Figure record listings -

______

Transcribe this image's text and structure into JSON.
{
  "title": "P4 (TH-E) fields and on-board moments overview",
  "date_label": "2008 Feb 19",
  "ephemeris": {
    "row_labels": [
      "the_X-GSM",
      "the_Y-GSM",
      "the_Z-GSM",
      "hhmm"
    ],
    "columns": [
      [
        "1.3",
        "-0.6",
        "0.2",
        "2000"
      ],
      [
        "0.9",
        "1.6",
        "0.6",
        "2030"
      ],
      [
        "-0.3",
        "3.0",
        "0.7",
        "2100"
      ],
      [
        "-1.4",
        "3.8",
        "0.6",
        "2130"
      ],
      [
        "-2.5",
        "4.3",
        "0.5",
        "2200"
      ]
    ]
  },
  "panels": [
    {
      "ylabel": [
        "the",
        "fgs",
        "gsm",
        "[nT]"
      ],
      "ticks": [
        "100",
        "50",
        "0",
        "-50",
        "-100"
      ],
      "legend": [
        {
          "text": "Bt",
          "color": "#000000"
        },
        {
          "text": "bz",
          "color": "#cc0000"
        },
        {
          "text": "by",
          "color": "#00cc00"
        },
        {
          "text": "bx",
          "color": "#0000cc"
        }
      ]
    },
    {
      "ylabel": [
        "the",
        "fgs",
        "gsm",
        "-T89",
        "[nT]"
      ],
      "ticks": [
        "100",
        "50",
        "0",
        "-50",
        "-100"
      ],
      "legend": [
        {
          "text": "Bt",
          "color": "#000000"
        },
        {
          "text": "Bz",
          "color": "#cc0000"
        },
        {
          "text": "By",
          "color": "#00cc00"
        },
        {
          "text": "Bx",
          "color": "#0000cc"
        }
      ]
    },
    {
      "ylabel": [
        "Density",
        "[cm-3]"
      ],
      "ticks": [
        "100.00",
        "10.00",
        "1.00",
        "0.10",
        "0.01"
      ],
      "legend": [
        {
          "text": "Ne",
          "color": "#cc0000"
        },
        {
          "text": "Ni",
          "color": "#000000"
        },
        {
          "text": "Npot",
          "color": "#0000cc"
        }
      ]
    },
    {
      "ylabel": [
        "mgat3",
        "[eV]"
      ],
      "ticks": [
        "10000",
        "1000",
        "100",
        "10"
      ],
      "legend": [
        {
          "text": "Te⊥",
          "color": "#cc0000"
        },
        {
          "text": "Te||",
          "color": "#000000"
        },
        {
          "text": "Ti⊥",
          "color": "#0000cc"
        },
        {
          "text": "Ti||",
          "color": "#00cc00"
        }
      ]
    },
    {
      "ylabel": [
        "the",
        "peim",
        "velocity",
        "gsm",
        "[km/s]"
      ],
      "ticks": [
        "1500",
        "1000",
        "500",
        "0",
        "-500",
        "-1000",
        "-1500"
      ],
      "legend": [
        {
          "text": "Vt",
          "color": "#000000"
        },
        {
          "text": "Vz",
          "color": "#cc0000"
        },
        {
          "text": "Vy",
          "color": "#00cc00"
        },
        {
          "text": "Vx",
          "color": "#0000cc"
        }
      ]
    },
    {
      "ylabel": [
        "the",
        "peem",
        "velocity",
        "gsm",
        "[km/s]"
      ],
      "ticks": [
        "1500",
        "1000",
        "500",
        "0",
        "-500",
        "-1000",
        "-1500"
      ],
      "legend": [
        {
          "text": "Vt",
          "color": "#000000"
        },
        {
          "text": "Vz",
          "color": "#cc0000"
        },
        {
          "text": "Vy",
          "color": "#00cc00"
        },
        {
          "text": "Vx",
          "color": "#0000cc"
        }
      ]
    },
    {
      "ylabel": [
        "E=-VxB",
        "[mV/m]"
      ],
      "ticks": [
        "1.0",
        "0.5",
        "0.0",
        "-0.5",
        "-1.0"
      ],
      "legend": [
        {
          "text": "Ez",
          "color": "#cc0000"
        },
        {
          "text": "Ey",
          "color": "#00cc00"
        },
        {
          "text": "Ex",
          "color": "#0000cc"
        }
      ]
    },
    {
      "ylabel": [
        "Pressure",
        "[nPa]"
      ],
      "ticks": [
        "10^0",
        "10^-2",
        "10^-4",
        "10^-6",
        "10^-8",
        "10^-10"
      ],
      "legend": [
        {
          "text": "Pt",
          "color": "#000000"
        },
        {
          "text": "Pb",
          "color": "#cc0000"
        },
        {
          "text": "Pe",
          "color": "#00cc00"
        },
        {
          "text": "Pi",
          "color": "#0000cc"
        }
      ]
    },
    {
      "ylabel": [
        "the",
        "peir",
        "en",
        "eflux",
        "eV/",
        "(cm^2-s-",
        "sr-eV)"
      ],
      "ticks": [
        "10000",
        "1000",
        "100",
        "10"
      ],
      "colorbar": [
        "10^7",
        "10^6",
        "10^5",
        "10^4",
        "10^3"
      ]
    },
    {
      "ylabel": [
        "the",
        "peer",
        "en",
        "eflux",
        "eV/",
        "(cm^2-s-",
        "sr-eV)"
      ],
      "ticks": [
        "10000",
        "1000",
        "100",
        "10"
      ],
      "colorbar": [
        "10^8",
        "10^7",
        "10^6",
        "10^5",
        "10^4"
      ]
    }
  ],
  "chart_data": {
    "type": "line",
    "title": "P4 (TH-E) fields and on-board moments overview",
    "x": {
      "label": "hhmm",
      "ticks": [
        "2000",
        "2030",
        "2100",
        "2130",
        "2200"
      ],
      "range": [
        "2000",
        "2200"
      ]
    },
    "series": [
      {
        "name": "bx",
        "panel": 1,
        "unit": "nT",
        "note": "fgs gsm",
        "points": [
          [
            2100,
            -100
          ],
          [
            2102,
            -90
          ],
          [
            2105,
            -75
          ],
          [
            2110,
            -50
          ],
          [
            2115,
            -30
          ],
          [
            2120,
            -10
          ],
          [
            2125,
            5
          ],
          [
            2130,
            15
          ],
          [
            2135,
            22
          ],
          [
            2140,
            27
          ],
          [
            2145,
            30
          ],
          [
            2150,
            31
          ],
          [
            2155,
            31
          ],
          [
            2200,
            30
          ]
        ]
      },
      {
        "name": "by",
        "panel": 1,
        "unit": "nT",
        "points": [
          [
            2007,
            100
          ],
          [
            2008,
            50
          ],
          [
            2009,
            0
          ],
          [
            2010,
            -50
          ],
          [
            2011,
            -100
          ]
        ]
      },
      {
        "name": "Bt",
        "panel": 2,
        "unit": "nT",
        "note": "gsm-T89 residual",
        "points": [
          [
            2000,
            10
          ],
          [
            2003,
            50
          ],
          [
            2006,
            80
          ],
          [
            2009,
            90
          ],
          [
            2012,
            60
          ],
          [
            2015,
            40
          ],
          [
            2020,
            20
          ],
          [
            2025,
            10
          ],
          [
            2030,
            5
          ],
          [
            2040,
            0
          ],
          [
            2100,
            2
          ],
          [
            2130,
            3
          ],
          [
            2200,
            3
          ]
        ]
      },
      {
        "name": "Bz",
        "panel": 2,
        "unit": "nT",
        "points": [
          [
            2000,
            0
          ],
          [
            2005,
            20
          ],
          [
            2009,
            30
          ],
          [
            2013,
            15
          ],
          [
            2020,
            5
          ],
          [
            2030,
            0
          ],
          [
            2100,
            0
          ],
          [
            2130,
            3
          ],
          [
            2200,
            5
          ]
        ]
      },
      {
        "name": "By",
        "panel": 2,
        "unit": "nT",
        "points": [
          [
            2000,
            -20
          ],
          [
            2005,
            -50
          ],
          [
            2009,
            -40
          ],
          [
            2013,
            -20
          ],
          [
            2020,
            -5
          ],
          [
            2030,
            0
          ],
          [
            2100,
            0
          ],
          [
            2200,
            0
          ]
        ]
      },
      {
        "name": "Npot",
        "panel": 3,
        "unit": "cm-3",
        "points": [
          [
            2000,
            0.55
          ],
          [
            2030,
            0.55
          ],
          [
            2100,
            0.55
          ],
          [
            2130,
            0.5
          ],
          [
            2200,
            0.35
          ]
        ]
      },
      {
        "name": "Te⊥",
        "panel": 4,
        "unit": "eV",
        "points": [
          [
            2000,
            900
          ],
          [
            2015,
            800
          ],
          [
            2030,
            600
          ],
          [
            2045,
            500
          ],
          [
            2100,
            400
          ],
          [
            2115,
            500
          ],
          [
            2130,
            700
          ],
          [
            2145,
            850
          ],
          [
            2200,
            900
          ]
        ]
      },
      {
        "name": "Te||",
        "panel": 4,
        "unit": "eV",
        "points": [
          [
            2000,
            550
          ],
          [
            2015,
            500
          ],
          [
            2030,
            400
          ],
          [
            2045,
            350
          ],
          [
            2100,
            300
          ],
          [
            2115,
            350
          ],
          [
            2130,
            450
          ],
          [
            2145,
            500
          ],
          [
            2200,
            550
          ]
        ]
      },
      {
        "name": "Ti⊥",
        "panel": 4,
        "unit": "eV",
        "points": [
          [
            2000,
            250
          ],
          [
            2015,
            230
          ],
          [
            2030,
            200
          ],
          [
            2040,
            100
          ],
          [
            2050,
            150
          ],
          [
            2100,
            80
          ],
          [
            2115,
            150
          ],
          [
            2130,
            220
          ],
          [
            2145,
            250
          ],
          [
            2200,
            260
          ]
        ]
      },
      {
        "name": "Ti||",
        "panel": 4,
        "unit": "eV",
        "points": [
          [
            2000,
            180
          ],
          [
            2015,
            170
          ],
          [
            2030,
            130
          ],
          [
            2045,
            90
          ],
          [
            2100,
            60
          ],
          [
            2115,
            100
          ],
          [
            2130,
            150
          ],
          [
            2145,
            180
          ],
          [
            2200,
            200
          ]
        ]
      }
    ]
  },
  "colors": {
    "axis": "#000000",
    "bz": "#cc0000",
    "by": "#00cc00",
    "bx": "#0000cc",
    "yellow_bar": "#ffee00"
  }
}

______

Given instruction - What number of lines in the records contain the word "title"? Answer with that number alone.

Worked solution - 2